§ Directions for this task
Extract the stretch of entries from the line containing "List each element" through the line containing "battery-icon (472, 6, 500, 25)", reproducing each line verbatim and leaving out any pictures.

§ Input for this task
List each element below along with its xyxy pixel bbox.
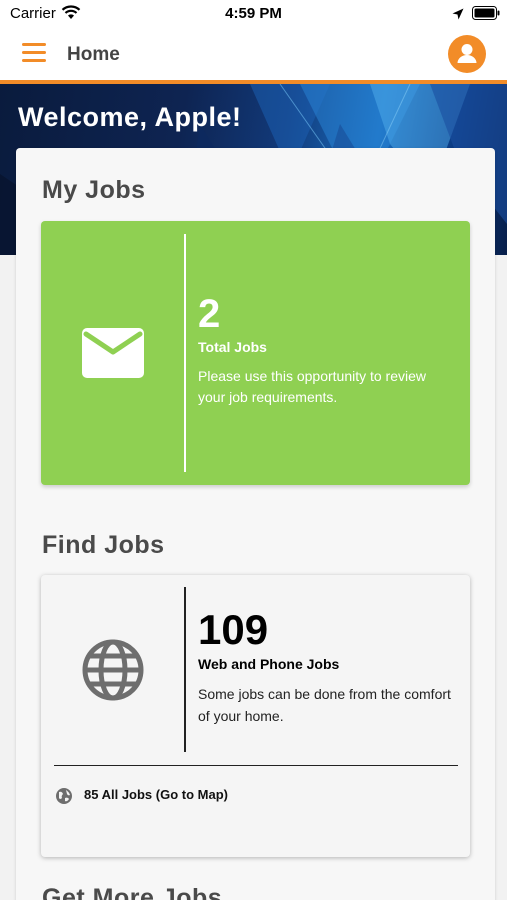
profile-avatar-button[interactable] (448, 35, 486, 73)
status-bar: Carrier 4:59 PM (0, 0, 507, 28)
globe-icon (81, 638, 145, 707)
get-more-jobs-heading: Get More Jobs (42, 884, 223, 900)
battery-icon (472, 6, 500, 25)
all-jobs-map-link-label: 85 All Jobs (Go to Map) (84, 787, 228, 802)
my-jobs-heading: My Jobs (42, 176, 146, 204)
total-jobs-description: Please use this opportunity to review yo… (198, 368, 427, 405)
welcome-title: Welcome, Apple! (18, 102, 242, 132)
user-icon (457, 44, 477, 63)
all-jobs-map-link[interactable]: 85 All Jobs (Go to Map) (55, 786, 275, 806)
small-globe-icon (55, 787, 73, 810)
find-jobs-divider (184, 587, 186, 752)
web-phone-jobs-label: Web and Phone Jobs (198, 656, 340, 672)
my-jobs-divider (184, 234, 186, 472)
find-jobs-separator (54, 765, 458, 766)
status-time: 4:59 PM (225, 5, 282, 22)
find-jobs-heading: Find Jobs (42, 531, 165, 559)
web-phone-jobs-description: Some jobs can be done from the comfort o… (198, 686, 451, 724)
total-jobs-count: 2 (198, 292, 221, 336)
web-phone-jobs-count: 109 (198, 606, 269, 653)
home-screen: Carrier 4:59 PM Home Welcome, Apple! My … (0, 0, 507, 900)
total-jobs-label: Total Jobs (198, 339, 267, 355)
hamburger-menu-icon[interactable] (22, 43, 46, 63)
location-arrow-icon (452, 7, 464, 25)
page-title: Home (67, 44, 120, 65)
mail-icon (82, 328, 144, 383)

--

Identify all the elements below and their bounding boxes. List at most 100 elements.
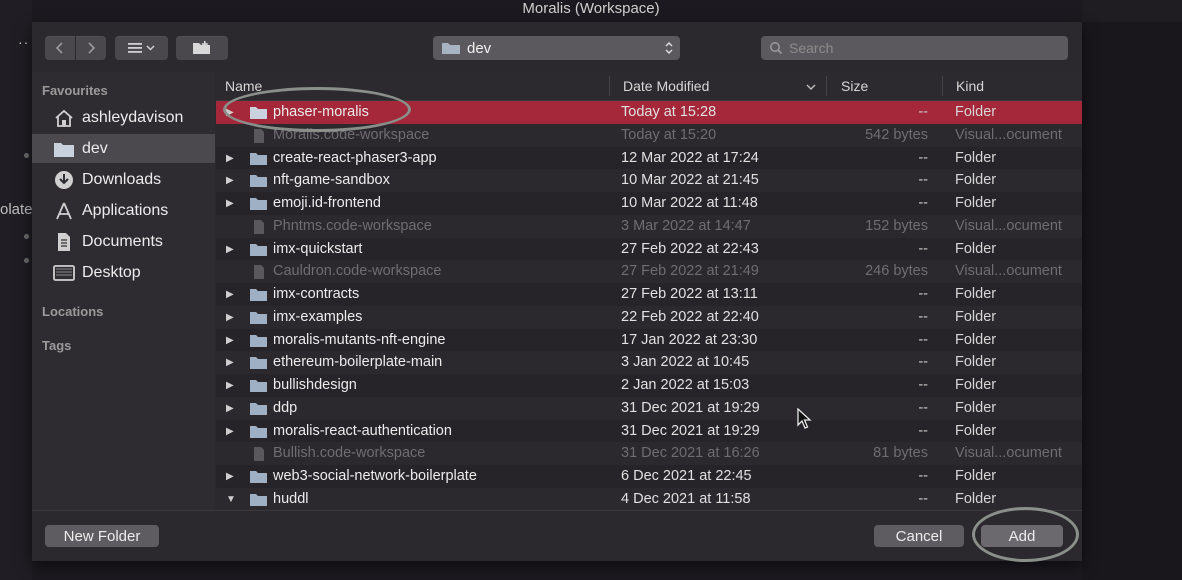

§ Response
List each element below along with its xyxy pixel bbox.
profile-avatar-button[interactable] (448, 35, 486, 73)
status-bar: Carrier 4:59 PM (0, 0, 507, 28)
globe-icon (81, 638, 145, 707)
get-more-jobs-heading: Get More Jobs (42, 884, 223, 900)
battery-icon (472, 6, 500, 25)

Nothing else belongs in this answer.